┌─ WORKING DATA
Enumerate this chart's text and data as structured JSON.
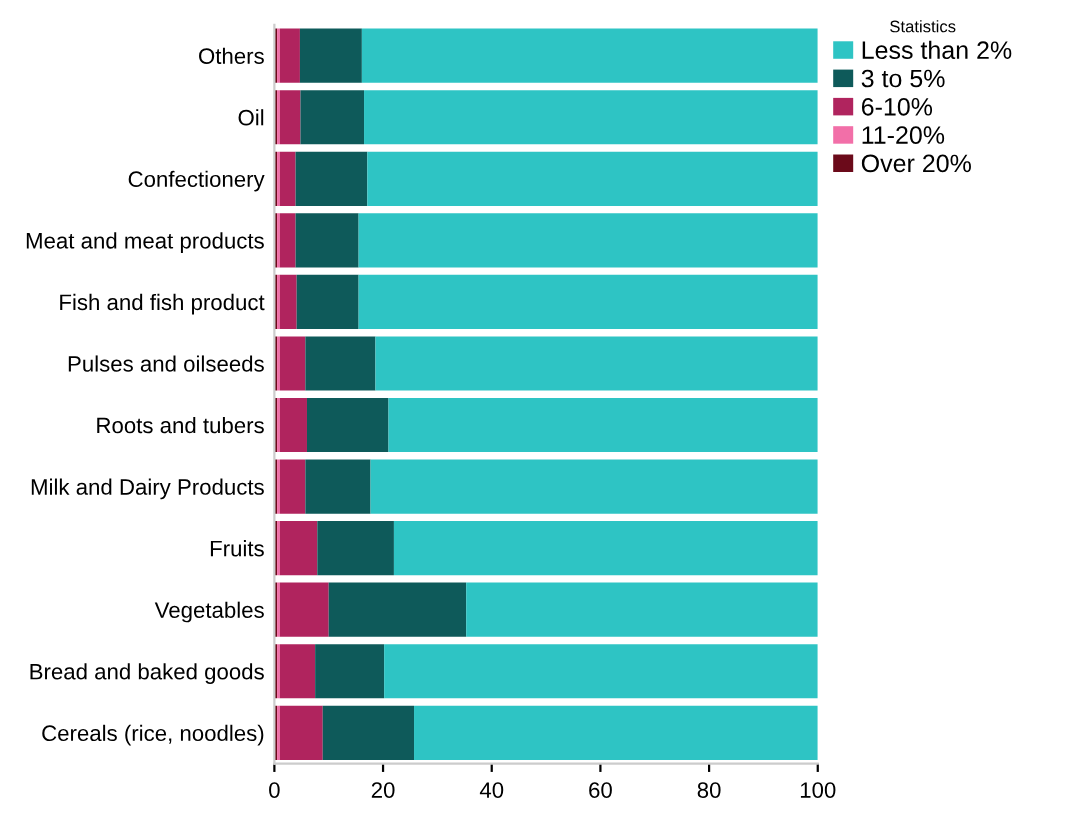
{
  "chart_data": {
    "type": "bar",
    "orientation": "horizontal",
    "stacked": true,
    "categories": [
      "Others",
      "Oil",
      "Confectionery",
      "Meat and meat products",
      "Fish and fish product",
      "Pulses and oilseeds",
      "Roots and tubers",
      "Milk and Dairy Products",
      "Fruits",
      "Vegetables",
      "Bread and baked goods",
      "Cereals (rice, noodles)"
    ],
    "series": [
      {
        "name": "Over 20%",
        "color": "#6b0a1a",
        "values": [
          0.5,
          0.5,
          0.5,
          0.5,
          0.5,
          0.5,
          0.5,
          0.5,
          0.5,
          0.5,
          0.5,
          0.5
        ]
      },
      {
        "name": "11-20%",
        "color": "#f26fa8",
        "values": [
          0.5,
          0.5,
          0.5,
          0.5,
          0.5,
          0.5,
          0.5,
          0.5,
          0.5,
          0.5,
          0.5,
          0.5
        ]
      },
      {
        "name": "6-10%",
        "color": "#b0245e",
        "values": [
          3.7,
          3.8,
          2.9,
          2.9,
          3.1,
          4.7,
          5.0,
          4.7,
          6.9,
          9.0,
          6.5,
          7.9
        ]
      },
      {
        "name": "3 to 5%",
        "color": "#0e5a5a",
        "values": [
          11.4,
          11.7,
          13.2,
          11.6,
          11.4,
          12.9,
          15.0,
          12.0,
          14.1,
          25.3,
          12.7,
          16.8
        ]
      },
      {
        "name": "Less than 2%",
        "color": "#2ec4c4",
        "values": [
          83.9,
          83.5,
          82.9,
          84.5,
          84.5,
          81.4,
          79.0,
          82.3,
          78.0,
          64.7,
          79.8,
          74.3
        ]
      }
    ],
    "legend_title": "Statistics",
    "legend": "right",
    "xlim": [
      0,
      100
    ],
    "xticks": [
      0,
      20,
      40,
      60,
      80,
      100
    ],
    "grid": false
  }
}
└─
#### TASK OBJECTIVE
Return the listing above word for word, with the pictures removed.

#### PROBLEM SOLUTION
Enumerate this chart's text and data as structured JSON.
{
  "chart_data": {
    "type": "bar",
    "orientation": "horizontal",
    "stacked": true,
    "categories": [
      "Others",
      "Oil",
      "Confectionery",
      "Meat and meat products",
      "Fish and fish product",
      "Pulses and oilseeds",
      "Roots and tubers",
      "Milk and Dairy Products",
      "Fruits",
      "Vegetables",
      "Bread and baked goods",
      "Cereals (rice, noodles)"
    ],
    "series": [
      {
        "name": "Over 20%",
        "color": "#6b0a1a",
        "values": [
          0.5,
          0.5,
          0.5,
          0.5,
          0.5,
          0.5,
          0.5,
          0.5,
          0.5,
          0.5,
          0.5,
          0.5
        ]
      },
      {
        "name": "11-20%",
        "color": "#f26fa8",
        "values": [
          0.5,
          0.5,
          0.5,
          0.5,
          0.5,
          0.5,
          0.5,
          0.5,
          0.5,
          0.5,
          0.5,
          0.5
        ]
      },
      {
        "name": "6-10%",
        "color": "#b0245e",
        "values": [
          3.7,
          3.8,
          2.9,
          2.9,
          3.1,
          4.7,
          5.0,
          4.7,
          6.9,
          9.0,
          6.5,
          7.9
        ]
      },
      {
        "name": "3 to 5%",
        "color": "#0e5a5a",
        "values": [
          11.4,
          11.7,
          13.2,
          11.6,
          11.4,
          12.9,
          15.0,
          12.0,
          14.1,
          25.3,
          12.7,
          16.8
        ]
      },
      {
        "name": "Less than 2%",
        "color": "#2ec4c4",
        "values": [
          83.9,
          83.5,
          82.9,
          84.5,
          84.5,
          81.4,
          79.0,
          82.3,
          78.0,
          64.7,
          79.8,
          74.3
        ]
      }
    ],
    "legend_title": "Statistics",
    "legend": "right",
    "xlim": [
      0,
      100
    ],
    "xticks": [
      0,
      20,
      40,
      60,
      80,
      100
    ],
    "grid": false
  }
}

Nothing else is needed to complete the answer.